EXERCICE:
D'après le texte à lire sur la coupure d'eau au squat Kawati, combien de familles cette coupure affecte-t-elle directement ?

La coupure d’eau survenue au squat Kawati, à Dumbéa, intervient dans un contexte de fortes chaleurs, soulevant des inquiétudes sur les plans sanitaire et humain. La Ville appelle à la responsabilité de l’ensemble des acteurs concernés afin d’éviter une dégradation de la situation.
Depuis lundi matin, à 8 heures, le quartier Kawati est privé d’eau potable. Quatre jours après la coupure, la situation demeure inchangée et affecte directement 118 familles, représentant environ 400 personnes. La commune déplore la coupure d’eau constatée au squat Kawati, alors que les températures élevées accentuent les risques sanitaires pour les occupants du site. En période de fortes chaleurs, l’accès à l’eau potable constitue un enjeu essentiel de santé publique
La municipalité rappelle que la continuité du service public de l’eau repose notamment sur le respect des obligations des usagers, en particulier le règlement des factures. Cet engagement est indispensable pour garantir la pérennité du service et assurer l’approvisionnement en eau dans de bonnes conditions.
Dans le même temps, la Ville invite le propriétaire foncier, le Fonds social de l’habitat (FSH), ainsi que la province Sud, titulaire d’un bail sur ce terrain, à faire preuve de responsabilité et de discernement. Compte tenu du contexte climatique actuel, les décisions prises doivent intégrer les enjeux sanitaires et humains afin d’éviter de placer des familles dans des situations particulièrement difficiles.
La municipalité souligne enfin la nécessité d’une approche collective et concertée pour prévenir toute aggravation de la situation, dans le respect des obligations de chacun et de la dignité des personnes concernées.
Réactions
Dans un communiqué diffusé jeudi, le Mouvement nationaliste, indépendantiste, souverainiste (MNIS) dénonce une situation qu’il qualifie d’« urgence sanitaire » et indique avoir saisi le tribunal administratif en référé-liberté. Le mouvement estime que la privation d’eau potable porte atteinte à la dignité humaine et aux droits fondamentaux.
Le MNIS réclame le rétablissement immédiat de l’alimentation en eau ou, à défaut, la mise en place de solutions d’urgence. Il interpelle la province Sud, la mairie de Dumbéa, la CDE et le Haut-commissariat, jugeant inacceptable que la privation d’eau puisse être utilisée comme moyen de pression dans des litiges administratifs ou financiers.

LISTE DES ENTRÉES:
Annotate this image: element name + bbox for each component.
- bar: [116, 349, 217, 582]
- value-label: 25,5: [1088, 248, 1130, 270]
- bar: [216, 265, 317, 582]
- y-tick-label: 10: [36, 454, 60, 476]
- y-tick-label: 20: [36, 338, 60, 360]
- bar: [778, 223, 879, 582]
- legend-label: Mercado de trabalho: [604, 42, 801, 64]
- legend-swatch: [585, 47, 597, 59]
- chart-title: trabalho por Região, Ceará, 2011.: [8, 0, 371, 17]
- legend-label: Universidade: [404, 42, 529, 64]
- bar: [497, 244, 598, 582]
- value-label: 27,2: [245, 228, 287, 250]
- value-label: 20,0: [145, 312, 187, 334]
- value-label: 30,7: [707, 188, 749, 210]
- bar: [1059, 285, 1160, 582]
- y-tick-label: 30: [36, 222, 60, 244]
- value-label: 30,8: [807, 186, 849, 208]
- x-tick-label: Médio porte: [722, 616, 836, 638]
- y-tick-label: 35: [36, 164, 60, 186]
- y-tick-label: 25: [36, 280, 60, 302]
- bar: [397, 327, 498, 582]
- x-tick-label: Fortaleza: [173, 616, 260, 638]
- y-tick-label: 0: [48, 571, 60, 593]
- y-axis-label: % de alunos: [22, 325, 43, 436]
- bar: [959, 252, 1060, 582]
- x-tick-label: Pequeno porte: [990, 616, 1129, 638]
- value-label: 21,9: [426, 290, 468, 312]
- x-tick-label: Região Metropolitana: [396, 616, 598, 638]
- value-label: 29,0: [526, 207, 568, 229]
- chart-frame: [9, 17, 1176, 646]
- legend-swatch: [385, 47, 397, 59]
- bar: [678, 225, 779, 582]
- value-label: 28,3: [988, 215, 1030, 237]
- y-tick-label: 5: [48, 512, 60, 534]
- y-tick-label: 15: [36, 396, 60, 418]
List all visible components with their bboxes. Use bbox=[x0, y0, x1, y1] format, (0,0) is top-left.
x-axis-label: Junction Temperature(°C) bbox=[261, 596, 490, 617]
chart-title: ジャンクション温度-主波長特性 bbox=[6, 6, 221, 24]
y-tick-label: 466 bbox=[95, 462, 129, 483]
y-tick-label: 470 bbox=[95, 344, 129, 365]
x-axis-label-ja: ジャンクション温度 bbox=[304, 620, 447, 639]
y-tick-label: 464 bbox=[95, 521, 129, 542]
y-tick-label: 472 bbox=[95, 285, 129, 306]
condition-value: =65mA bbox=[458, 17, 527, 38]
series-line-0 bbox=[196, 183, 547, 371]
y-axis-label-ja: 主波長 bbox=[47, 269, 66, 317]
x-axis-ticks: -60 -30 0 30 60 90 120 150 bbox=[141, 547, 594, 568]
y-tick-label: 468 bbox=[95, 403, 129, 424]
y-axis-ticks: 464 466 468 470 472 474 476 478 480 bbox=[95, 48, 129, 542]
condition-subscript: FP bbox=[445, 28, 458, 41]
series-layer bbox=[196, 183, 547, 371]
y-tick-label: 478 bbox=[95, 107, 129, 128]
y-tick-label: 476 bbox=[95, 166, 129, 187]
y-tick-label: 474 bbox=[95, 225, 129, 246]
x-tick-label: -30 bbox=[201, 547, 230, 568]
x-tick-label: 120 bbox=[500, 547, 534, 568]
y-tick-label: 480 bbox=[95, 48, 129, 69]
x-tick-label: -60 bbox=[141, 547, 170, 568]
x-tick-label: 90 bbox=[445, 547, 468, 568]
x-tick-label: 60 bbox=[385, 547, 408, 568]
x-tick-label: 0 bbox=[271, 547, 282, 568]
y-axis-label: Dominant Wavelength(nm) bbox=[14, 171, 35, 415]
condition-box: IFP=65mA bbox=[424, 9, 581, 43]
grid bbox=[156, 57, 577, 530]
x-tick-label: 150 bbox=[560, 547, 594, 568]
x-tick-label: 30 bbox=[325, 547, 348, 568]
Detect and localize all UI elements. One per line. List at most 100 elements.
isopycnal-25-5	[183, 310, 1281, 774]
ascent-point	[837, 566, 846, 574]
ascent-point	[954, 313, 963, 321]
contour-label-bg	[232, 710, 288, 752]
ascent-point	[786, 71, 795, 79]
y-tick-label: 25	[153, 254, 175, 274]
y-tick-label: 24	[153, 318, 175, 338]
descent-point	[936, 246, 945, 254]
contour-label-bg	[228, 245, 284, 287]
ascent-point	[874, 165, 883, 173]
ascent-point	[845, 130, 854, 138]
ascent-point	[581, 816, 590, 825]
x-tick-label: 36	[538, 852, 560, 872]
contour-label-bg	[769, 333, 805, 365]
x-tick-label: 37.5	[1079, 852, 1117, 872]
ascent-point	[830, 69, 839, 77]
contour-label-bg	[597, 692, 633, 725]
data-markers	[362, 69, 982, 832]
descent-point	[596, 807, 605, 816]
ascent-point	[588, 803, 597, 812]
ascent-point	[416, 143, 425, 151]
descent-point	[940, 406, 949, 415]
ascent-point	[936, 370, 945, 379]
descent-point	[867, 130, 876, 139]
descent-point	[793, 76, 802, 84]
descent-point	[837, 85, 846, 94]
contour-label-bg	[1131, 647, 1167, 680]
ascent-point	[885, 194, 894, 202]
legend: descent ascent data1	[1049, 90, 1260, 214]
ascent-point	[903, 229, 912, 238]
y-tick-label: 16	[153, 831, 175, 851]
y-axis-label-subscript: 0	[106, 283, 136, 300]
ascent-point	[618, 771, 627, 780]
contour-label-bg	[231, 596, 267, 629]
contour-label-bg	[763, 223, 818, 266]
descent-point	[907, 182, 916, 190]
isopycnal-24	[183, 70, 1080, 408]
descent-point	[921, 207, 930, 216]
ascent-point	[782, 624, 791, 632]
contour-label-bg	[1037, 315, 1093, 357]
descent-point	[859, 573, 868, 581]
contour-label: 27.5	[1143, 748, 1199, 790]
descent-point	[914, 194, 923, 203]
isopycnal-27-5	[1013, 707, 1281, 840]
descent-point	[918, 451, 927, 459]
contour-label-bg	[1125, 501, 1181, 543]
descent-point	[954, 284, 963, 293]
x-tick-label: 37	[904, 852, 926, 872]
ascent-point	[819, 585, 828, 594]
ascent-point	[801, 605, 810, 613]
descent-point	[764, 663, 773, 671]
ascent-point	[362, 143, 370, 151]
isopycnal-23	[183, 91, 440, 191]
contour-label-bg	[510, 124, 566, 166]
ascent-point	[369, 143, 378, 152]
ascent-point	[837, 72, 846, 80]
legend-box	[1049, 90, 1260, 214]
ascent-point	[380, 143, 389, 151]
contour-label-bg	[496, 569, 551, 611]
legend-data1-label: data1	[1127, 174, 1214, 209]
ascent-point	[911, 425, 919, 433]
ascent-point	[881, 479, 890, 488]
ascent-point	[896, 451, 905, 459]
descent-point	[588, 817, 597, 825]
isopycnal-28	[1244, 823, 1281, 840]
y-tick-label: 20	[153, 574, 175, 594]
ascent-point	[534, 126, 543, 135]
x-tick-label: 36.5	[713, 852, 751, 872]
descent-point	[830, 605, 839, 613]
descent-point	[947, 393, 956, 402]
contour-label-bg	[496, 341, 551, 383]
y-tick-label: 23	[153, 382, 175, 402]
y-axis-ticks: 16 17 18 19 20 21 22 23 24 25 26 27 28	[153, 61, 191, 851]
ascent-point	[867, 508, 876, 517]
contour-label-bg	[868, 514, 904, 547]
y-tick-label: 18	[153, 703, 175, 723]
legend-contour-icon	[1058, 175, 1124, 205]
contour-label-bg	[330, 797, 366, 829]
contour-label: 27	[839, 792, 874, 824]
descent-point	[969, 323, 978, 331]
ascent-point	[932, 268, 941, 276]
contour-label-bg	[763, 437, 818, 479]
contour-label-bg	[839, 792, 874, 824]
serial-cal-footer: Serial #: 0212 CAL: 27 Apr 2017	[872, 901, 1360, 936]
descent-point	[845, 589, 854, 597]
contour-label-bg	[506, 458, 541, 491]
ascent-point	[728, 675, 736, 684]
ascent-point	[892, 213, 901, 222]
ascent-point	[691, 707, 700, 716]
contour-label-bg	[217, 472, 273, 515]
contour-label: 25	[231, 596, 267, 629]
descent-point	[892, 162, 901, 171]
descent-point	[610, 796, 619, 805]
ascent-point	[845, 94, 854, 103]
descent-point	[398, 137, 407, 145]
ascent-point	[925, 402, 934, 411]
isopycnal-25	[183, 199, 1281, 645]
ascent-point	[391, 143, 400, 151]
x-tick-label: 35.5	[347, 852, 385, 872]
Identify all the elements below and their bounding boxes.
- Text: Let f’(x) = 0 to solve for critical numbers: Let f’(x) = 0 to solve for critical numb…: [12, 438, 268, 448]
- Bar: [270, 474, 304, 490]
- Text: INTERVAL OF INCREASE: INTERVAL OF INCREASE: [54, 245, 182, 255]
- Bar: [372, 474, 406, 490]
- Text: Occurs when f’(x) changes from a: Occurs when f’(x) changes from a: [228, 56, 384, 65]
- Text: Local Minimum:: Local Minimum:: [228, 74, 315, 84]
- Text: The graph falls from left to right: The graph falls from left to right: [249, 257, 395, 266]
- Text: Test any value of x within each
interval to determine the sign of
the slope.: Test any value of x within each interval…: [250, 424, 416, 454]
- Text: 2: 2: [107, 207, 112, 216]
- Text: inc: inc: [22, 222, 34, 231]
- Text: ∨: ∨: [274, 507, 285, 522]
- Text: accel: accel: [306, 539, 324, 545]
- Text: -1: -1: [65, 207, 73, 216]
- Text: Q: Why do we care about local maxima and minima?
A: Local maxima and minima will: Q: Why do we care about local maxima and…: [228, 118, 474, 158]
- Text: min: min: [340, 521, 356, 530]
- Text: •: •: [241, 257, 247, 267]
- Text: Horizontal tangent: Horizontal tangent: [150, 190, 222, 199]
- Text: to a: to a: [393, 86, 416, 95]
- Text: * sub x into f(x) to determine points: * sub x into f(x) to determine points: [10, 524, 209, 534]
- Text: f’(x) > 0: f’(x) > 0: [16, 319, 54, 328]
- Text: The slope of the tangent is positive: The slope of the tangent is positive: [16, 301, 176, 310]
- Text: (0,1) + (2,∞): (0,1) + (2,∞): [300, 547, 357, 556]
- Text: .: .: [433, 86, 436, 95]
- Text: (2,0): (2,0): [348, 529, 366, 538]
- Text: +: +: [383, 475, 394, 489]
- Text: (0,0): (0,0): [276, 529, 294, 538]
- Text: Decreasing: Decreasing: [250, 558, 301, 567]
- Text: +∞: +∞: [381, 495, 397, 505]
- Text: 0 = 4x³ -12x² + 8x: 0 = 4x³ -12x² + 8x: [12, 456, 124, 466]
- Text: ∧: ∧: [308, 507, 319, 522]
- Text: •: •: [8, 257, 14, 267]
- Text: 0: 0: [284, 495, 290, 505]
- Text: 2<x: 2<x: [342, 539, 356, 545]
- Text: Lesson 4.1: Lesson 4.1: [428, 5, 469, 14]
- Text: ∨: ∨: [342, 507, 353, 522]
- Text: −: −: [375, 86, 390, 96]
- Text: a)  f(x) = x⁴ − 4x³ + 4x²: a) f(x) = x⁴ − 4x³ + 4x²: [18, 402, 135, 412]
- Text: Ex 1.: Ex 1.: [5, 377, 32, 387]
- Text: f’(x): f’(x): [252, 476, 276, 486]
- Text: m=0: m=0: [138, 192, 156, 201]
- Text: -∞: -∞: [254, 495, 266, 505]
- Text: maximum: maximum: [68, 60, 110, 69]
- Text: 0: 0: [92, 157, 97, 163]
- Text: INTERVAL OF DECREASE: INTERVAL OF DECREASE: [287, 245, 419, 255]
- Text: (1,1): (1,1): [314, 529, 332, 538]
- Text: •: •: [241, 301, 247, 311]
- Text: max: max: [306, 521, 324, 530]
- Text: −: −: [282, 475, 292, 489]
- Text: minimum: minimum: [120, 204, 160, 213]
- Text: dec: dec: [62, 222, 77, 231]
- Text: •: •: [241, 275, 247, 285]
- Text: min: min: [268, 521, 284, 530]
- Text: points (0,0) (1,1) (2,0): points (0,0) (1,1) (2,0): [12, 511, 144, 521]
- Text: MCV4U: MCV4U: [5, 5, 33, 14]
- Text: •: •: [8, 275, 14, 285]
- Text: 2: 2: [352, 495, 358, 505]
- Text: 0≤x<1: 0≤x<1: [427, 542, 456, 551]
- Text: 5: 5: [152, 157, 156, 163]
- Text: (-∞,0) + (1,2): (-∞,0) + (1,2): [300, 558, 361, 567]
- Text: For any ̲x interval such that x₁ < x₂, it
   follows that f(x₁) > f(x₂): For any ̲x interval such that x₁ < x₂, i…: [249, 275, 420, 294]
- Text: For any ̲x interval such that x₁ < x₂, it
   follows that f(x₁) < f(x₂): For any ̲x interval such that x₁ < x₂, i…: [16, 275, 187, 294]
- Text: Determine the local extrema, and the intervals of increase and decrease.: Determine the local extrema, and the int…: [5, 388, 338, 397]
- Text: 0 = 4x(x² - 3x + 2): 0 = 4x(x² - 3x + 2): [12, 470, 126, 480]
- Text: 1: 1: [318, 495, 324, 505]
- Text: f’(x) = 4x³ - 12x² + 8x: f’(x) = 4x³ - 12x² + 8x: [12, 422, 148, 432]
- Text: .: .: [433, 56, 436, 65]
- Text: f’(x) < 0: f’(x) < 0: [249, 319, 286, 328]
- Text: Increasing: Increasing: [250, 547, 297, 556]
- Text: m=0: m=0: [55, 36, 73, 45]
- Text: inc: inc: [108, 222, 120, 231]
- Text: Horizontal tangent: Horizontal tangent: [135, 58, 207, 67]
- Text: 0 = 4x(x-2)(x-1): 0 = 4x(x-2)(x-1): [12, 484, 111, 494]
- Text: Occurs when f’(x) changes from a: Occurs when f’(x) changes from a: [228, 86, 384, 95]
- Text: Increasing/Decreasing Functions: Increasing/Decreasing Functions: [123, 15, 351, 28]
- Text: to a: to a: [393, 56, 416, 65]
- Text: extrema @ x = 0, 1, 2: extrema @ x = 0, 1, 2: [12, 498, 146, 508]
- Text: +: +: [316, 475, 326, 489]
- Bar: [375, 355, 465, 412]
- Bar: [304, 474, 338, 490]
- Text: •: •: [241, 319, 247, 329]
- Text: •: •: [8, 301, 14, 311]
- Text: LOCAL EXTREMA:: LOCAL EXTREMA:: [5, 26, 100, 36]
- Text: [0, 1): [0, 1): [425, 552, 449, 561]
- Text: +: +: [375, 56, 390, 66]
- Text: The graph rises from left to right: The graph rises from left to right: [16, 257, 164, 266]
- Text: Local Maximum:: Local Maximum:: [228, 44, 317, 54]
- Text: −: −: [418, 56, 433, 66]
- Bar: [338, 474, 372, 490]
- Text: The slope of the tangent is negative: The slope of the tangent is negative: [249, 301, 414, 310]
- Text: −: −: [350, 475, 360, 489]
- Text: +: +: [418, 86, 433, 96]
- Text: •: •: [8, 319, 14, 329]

ZONE DE RÉPONSE:
Elle affecte directement 118 familles, soit environ 400 personnes.